**WHAT IS REQUIRED**
Within the records below, find each line with the word "axis" and copy it out.

**TASK INPUT**
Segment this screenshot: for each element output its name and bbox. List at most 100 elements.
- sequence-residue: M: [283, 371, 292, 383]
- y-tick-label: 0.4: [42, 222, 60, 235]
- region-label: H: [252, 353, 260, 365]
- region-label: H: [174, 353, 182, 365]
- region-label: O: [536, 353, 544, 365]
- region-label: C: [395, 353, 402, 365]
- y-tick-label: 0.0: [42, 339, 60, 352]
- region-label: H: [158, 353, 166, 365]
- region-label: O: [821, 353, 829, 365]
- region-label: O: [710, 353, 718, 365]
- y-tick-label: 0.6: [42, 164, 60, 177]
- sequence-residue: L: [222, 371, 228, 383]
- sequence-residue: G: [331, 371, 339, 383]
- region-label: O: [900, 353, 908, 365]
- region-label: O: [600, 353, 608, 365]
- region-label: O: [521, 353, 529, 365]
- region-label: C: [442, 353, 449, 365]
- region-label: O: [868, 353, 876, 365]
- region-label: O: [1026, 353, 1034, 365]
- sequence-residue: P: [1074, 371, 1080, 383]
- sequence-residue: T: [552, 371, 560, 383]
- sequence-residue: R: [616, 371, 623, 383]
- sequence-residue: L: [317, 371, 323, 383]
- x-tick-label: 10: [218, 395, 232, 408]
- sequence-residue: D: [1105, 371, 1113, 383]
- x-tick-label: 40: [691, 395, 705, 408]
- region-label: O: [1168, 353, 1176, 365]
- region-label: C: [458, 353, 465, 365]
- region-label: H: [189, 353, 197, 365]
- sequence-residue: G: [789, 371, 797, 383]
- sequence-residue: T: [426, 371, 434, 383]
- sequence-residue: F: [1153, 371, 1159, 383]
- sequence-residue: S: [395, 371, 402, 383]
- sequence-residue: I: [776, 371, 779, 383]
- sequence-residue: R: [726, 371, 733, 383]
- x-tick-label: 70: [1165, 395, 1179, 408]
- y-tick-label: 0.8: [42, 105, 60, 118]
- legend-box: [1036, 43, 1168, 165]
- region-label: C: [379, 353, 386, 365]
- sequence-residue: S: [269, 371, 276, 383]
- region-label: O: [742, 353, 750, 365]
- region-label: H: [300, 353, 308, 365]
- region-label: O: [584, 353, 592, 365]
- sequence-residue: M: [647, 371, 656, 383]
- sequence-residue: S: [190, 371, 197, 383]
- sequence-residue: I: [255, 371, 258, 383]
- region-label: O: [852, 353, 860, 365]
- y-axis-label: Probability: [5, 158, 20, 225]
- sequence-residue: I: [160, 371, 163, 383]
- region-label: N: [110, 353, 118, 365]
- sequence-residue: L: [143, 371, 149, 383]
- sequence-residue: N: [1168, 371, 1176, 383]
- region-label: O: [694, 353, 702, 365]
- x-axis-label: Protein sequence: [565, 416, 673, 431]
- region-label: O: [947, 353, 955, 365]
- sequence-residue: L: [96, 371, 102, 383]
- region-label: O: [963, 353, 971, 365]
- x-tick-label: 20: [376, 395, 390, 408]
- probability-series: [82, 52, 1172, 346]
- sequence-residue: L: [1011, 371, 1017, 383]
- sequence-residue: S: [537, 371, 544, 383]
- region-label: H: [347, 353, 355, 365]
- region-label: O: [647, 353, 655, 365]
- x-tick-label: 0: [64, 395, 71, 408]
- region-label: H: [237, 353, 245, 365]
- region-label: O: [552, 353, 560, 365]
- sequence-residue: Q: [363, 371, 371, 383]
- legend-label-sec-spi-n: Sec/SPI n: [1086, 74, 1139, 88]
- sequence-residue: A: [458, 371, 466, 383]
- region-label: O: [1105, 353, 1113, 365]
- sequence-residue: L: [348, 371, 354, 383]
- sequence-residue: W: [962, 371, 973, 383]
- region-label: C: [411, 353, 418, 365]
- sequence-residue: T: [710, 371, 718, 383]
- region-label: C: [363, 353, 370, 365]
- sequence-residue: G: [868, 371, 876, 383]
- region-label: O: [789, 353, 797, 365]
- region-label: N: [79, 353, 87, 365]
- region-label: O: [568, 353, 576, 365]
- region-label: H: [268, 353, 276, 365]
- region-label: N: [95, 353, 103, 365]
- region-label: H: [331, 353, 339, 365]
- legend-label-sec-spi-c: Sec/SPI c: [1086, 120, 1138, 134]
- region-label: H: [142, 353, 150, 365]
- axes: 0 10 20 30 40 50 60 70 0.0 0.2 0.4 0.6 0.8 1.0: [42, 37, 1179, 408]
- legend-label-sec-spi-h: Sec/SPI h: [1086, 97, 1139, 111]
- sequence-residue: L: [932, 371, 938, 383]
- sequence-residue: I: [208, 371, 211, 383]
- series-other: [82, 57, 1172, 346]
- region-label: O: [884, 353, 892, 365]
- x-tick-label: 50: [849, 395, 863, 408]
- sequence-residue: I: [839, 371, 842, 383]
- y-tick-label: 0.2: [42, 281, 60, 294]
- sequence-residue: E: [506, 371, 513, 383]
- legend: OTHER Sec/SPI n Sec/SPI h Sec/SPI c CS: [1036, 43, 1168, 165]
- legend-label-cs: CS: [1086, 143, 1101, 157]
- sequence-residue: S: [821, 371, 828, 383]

**WRITTEN RESPONSE**
- y-axis-label: Probability: [5, 158, 20, 225]
- x-axis-label: Protein sequence: [565, 416, 673, 431]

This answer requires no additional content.